— start Text section —

Single Girl, Married Girl is a folk song made famous by The Carter Family, about the differences in lifestyle between the two title characters. 

The song was originally released on Victor Records in January 1928 as the a-side of Victor 20937, the Carter Family’s second 78-rpm record for the label. It was recorded on August 2, 1927, the second day of their first session with producer and engineer Ralph Peer, and released in January 1928. This version was later included in Harry Smith’s Anthology of American Folk Music, Vol. 3. Notably, the song does not feature A.P. Carter, but is instead a solo by Sara Carter playing autoharp accompanied by her cousin Maybelle Carter playing lead guitar (Maybelle used an inexpensive Stella guitar during the August 1-2, 1927 sessions).

— end Text section —
— start Entries provided —

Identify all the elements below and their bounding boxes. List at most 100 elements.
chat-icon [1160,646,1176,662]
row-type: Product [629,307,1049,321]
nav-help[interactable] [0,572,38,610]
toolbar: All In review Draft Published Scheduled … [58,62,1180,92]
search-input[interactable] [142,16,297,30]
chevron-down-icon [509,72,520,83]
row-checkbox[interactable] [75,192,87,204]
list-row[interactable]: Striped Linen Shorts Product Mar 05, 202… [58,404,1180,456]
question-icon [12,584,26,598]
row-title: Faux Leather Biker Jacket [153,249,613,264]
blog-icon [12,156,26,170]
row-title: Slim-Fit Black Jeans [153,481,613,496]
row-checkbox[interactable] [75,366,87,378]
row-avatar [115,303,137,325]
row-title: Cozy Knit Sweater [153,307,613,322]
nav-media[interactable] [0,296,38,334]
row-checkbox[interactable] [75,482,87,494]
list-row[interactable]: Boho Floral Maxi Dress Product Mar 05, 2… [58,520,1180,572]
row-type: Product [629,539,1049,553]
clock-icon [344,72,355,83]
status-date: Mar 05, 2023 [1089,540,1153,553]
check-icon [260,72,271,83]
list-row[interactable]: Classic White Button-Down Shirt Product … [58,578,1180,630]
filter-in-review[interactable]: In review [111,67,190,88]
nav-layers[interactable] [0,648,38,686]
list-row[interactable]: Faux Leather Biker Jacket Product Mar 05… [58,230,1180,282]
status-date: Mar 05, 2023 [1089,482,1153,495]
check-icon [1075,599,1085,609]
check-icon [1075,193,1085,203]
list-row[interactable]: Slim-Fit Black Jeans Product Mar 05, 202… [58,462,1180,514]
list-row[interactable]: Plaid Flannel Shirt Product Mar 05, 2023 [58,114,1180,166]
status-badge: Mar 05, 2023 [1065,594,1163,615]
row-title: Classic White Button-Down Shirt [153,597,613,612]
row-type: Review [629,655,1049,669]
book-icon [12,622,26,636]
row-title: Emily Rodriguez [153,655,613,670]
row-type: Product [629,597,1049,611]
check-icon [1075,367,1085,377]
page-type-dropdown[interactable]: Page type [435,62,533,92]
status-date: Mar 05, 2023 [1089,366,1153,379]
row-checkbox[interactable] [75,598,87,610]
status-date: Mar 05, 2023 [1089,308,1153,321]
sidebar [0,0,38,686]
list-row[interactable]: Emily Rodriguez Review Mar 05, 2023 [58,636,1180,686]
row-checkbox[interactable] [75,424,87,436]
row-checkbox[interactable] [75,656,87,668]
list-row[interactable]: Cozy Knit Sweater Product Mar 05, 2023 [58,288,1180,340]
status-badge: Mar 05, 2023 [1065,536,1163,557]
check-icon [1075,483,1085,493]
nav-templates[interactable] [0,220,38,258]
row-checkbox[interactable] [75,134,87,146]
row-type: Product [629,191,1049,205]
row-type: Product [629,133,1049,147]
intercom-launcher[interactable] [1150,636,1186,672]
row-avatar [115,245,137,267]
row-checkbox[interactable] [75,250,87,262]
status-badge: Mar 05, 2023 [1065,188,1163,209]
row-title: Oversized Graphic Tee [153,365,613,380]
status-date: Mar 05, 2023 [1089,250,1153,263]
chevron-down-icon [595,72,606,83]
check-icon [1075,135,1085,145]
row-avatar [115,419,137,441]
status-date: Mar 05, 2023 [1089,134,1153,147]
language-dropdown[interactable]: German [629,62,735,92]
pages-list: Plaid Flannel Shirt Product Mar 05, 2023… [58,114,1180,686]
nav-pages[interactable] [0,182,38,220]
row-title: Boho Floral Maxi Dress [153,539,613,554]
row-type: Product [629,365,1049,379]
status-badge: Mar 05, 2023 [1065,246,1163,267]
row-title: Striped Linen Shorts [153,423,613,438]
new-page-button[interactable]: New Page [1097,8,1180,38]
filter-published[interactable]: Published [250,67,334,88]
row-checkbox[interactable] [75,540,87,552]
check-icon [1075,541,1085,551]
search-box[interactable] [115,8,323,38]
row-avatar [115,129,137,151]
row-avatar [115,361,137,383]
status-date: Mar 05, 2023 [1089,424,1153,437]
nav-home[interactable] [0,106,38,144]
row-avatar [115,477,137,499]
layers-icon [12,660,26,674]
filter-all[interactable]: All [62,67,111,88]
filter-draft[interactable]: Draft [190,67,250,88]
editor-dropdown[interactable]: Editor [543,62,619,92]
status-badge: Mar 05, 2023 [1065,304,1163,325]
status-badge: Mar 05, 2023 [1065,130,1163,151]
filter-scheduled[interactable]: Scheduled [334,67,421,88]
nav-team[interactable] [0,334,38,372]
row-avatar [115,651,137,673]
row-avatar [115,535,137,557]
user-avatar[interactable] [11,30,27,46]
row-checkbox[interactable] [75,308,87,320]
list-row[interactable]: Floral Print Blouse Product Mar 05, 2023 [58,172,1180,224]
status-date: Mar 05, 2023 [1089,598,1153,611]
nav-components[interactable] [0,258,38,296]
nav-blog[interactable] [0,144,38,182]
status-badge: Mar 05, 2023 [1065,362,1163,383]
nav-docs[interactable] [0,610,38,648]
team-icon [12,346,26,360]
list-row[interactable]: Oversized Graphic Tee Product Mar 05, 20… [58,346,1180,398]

— end Entries provided —

Exercise 1 ▸ According to the passage on "Single Girl, Married Girl," what instrument did Sara Carter play on the recording?
Exercise 2 ▸ Retype from the passage on "Single Girl, Married Girl," starting with "Single Girl, Married" and going on through "1-2, 1927 sessions).".
The stored records are separate material, unconnected to the passage on "Single Girl, Married Girl."

Task result 1 ▸ The autoharp.

Task result 2 ▸
Single Girl, Married Girl is a folk song made famous by The Carter Family, about the differences in lifestyle between the two title characters. 

The song was originally released on Victor Records in January 1928 as the a-side of Victor 20937, the Carter Family’s second 78-rpm record for the label. It was recorded on August 2, 1927, the second day of their first session with producer and engineer Ralph Peer, and released in January 1928. This version was later included in Harry Smith’s Anthology of American Folk Music, Vol. 3. Notably, the song does not feature A.P. Carter, but is instead a solo by Sara Carter playing autoharp accompanied by her cousin Maybelle Carter playing lead guitar (Maybelle used an inexpensive Stella guitar during the August 1-2, 1927 sessions).